- _Task goal_: Extract every record, keeping each one exactly as it is.

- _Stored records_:
○ ○ ○ ○ ○
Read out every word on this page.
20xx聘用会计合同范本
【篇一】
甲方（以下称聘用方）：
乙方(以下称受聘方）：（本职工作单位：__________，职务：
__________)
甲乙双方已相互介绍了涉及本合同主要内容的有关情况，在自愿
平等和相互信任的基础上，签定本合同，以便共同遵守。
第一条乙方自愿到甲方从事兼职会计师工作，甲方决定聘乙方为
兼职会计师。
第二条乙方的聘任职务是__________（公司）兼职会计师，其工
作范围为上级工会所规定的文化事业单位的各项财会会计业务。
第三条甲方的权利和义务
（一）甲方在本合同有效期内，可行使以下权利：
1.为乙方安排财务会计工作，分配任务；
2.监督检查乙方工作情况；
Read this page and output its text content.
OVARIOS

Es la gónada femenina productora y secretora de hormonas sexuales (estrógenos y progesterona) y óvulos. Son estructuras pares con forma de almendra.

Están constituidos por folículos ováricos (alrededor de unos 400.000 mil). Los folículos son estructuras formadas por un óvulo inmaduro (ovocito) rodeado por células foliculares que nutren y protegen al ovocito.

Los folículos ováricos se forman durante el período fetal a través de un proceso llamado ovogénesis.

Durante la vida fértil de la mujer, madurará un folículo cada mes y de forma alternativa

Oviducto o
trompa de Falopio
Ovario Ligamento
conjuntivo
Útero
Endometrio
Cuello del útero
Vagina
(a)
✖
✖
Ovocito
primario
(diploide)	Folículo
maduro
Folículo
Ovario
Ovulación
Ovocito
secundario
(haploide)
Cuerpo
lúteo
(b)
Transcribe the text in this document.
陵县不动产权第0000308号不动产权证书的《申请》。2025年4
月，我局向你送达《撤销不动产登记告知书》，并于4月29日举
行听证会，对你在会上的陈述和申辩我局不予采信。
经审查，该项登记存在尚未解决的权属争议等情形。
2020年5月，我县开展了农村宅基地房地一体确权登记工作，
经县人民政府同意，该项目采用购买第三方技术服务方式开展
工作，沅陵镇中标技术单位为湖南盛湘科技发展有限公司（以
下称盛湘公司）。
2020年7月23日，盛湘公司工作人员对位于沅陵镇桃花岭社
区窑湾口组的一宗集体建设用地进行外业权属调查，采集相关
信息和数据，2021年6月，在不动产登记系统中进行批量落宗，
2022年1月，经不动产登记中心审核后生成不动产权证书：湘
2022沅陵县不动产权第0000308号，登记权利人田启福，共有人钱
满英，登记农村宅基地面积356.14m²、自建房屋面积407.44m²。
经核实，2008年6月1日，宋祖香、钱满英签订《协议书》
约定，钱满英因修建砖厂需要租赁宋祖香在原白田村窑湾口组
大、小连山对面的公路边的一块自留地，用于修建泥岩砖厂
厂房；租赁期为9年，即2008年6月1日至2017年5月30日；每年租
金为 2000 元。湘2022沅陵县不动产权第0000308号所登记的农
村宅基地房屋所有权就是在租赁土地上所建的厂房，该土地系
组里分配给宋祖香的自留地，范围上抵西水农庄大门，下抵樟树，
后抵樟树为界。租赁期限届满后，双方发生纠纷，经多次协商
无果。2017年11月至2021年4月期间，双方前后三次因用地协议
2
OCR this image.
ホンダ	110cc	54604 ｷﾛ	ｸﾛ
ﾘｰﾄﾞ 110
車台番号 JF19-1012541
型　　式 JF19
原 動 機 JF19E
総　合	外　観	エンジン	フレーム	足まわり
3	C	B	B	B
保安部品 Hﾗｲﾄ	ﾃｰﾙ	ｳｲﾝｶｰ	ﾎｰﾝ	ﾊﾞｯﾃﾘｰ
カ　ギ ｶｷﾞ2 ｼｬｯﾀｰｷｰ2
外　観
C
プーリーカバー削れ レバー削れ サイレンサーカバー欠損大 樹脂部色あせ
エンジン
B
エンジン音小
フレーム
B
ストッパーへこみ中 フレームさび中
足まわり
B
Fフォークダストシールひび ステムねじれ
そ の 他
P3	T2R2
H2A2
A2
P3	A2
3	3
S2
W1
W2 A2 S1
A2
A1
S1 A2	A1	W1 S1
○ ○ ○ ○ ○
- _Result of this exercise_:
Read out every word on this page.
20xx聘用会计合同范本
【篇一】
甲方（以下称聘用方）：
乙方(以下称受聘方）：（本职工作单位：__________，职务：
__________)
甲乙双方已相互介绍了涉及本合同主要内容的有关情况，在自愿
平等和相互信任的基础上，签定本合同，以便共同遵守。
第一条乙方自愿到甲方从事兼职会计师工作，甲方决定聘乙方为
兼职会计师。
第二条乙方的聘任职务是__________（公司）兼职会计师，其工
作范围为上级工会所规定的文化事业单位的各项财会会计业务。
第三条甲方的权利和义务
（一）甲方在本合同有效期内，可行使以下权利：
1.为乙方安排财务会计工作，分配任务；
2.监督检查乙方工作情况；
Read this page and output its text content.
OVARIOS

Es la gónada femenina productora y secretora de hormonas sexuales (estrógenos y progesterona) y óvulos. Son estructuras pares con forma de almendra.

Están constituidos por folículos ováricos (alrededor de unos 400.000 mil). Los folículos son estructuras formadas por un óvulo inmaduro (ovocito) rodeado por células foliculares que nutren y protegen al ovocito.

Los folículos ováricos se forman durante el período fetal a través de un proceso llamado ovogénesis.

Durante la vida fértil de la mujer, madurará un folículo cada mes y de forma alternativa

Oviducto o
trompa de Falopio
Ovario Ligamento
conjuntivo
Útero
Endometrio
Cuello del útero
Vagina
(a)
✖
✖
Ovocito
primario
(diploide)	Folículo
maduro
Folículo
Ovario
Ovulación
Ovocito
secundario
(haploide)
Cuerpo
lúteo
(b)
Transcribe the text in this document.
陵县不动产权第0000308号不动产权证书的《申请》。2025年4
月，我局向你送达《撤销不动产登记告知书》，并于4月29日举
行听证会，对你在会上的陈述和申辩我局不予采信。
经审查，该项登记存在尚未解决的权属争议等情形。
2020年5月，我县开展了农村宅基地房地一体确权登记工作，
经县人民政府同意，该项目采用购买第三方技术服务方式开展
工作，沅陵镇中标技术单位为湖南盛湘科技发展有限公司（以
下称盛湘公司）。
2020年7月23日，盛湘公司工作人员对位于沅陵镇桃花岭社
区窑湾口组的一宗集体建设用地进行外业权属调查，采集相关
信息和数据，2021年6月，在不动产登记系统中进行批量落宗，
2022年1月，经不动产登记中心审核后生成不动产权证书：湘
2022沅陵县不动产权第0000308号，登记权利人田启福，共有人钱
满英，登记农村宅基地面积356.14m²、自建房屋面积407.44m²。
经核实，2008年6月1日，宋祖香、钱满英签订《协议书》
约定，钱满英因修建砖厂需要租赁宋祖香在原白田村窑湾口组
大、小连山对面的公路边的一块自留地，用于修建泥岩砖厂
厂房；租赁期为9年，即2008年6月1日至2017年5月30日；每年租
金为 2000 元。湘2022沅陵县不动产权第0000308号所登记的农
村宅基地房屋所有权就是在租赁土地上所建的厂房，该土地系
组里分配给宋祖香的自留地，范围上抵西水农庄大门，下抵樟树，
后抵樟树为界。租赁期限届满后，双方发生纠纷，经多次协商
无果。2017年11月至2021年4月期间，双方前后三次因用地协议
2
OCR this image.
ホンダ	110cc	54604 ｷﾛ	ｸﾛ
ﾘｰﾄﾞ 110
車台番号 JF19-1012541
型　　式 JF19
原 動 機 JF19E
総　合	外　観	エンジン	フレーム	足まわり
3	C	B	B	B
保安部品 Hﾗｲﾄ	ﾃｰﾙ	ｳｲﾝｶｰ	ﾎｰﾝ	ﾊﾞｯﾃﾘｰ
カ　ギ ｶｷﾞ2 ｼｬｯﾀｰｷｰ2
外　観
C
プーリーカバー削れ レバー削れ サイレンサーカバー欠損大 樹脂部色あせ
エンジン
B
エンジン音小
フレーム
B
ストッパーへこみ中 フレームさび中
足まわり
B
Fフォークダストシールひび ステムねじれ
そ の 他
P3	T2R2
H2A2
A2
P3	A2
3	3
S2
W1
W2 A2 S1
A2
A1
S1 A2	A1	W1 S1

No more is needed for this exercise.